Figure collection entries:
───
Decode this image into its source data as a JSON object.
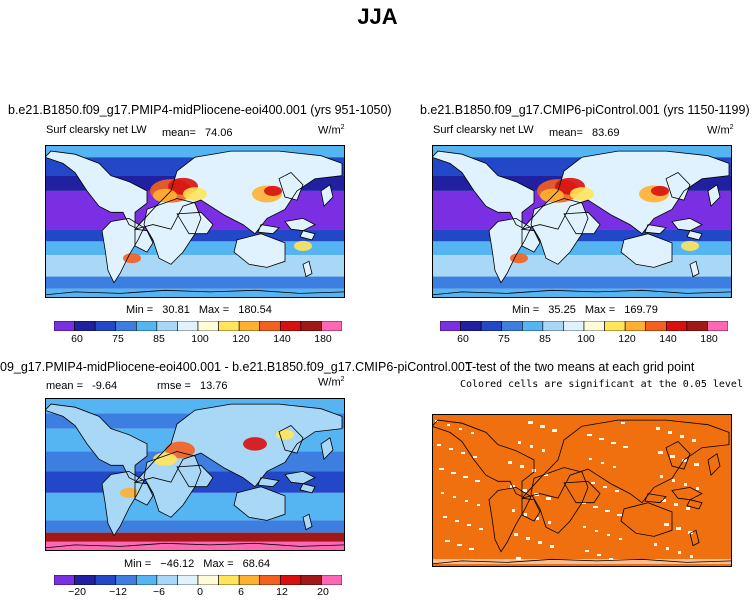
{
  "title": "JJA",
  "colors": {
    "palette": [
      "#7b2fe3",
      "#2020a0",
      "#2248c8",
      "#3d7fe0",
      "#55b4f2",
      "#a8d8f6",
      "#dff2fd",
      "#fffbd8",
      "#ffe55a",
      "#ffb030",
      "#f46020",
      "#d81010",
      "#a01818",
      "#ff66b3"
    ],
    "significance": "#f07010",
    "nonsignificant": "#ffffff",
    "land_outline": "#000000"
  },
  "panels": [
    {
      "title": "b.e21.B1850.f09_g17.PMIP4-midPliocene-eoi400.001 (yrs 951-1050)",
      "variable": "Surf clearsky net LW",
      "mean_label": "mean=",
      "mean_value": "74.06",
      "units_base": "W/m",
      "units_exp": "2",
      "min_label": "Min =",
      "min_value": "30.81",
      "max_label": "Max =",
      "max_value": "180.54",
      "colorbar_labels": [
        "60",
        "75",
        "85",
        "100",
        "120",
        "140",
        "180"
      ]
    },
    {
      "title": "b.e21.B1850.f09_g17.CMIP6-piControl.001 (yrs 1150-1199)",
      "variable": "Surf clearsky net LW",
      "mean_label": "mean=",
      "mean_value": "83.69",
      "units_base": "W/m",
      "units_exp": "2",
      "min_label": "Min =",
      "min_value": "35.25",
      "max_label": "Max =",
      "max_value": "169.79",
      "colorbar_labels": [
        "60",
        "75",
        "85",
        "100",
        "120",
        "140",
        "180"
      ]
    },
    {
      "title": "09_g17.PMIP4-midPliocene-eoi400.001 - b.e21.B1850.f09_g17.CMIP6-piControl.001",
      "mean_label": "mean =",
      "mean_value": "-9.64",
      "rmse_label": "rmse =",
      "rmse_value": "13.76",
      "units_base": "W/m",
      "units_exp": "2",
      "min_label": "Min =",
      "min_value": "−46.12",
      "max_label": "Max =",
      "max_value": "68.64",
      "colorbar_labels": [
        "−20",
        "−12",
        "−6",
        "0",
        "6",
        "12",
        "20"
      ]
    },
    {
      "title": "T-test of the two means at each grid point",
      "subtitle": "Colored cells are significant at the 0.05 level"
    }
  ]
}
───
*What the task requires:* Print all the entries again exactly as written, but without the pictures.

*Task response:*
Decode this image into its source data as a JSON object.
{
  "title": "JJA",
  "colors": {
    "palette": [
      "#7b2fe3",
      "#2020a0",
      "#2248c8",
      "#3d7fe0",
      "#55b4f2",
      "#a8d8f6",
      "#dff2fd",
      "#fffbd8",
      "#ffe55a",
      "#ffb030",
      "#f46020",
      "#d81010",
      "#a01818",
      "#ff66b3"
    ],
    "significance": "#f07010",
    "nonsignificant": "#ffffff",
    "land_outline": "#000000"
  },
  "panels": [
    {
      "title": "b.e21.B1850.f09_g17.PMIP4-midPliocene-eoi400.001 (yrs 951-1050)",
      "variable": "Surf clearsky net LW",
      "mean_label": "mean=",
      "mean_value": "74.06",
      "units_base": "W/m",
      "units_exp": "2",
      "min_label": "Min =",
      "min_value": "30.81",
      "max_label": "Max =",
      "max_value": "180.54",
      "colorbar_labels": [
        "60",
        "75",
        "85",
        "100",
        "120",
        "140",
        "180"
      ]
    },
    {
      "title": "b.e21.B1850.f09_g17.CMIP6-piControl.001 (yrs 1150-1199)",
      "variable": "Surf clearsky net LW",
      "mean_label": "mean=",
      "mean_value": "83.69",
      "units_base": "W/m",
      "units_exp": "2",
      "min_label": "Min =",
      "min_value": "35.25",
      "max_label": "Max =",
      "max_value": "169.79",
      "colorbar_labels": [
        "60",
        "75",
        "85",
        "100",
        "120",
        "140",
        "180"
      ]
    },
    {
      "title": "09_g17.PMIP4-midPliocene-eoi400.001 - b.e21.B1850.f09_g17.CMIP6-piControl.001",
      "mean_label": "mean =",
      "mean_value": "-9.64",
      "rmse_label": "rmse =",
      "rmse_value": "13.76",
      "units_base": "W/m",
      "units_exp": "2",
      "min_label": "Min =",
      "min_value": "−46.12",
      "max_label": "Max =",
      "max_value": "68.64",
      "colorbar_labels": [
        "−20",
        "−12",
        "−6",
        "0",
        "6",
        "12",
        "20"
      ]
    },
    {
      "title": "T-test of the two means at each grid point",
      "subtitle": "Colored cells are significant at the 0.05 level"
    }
  ]
}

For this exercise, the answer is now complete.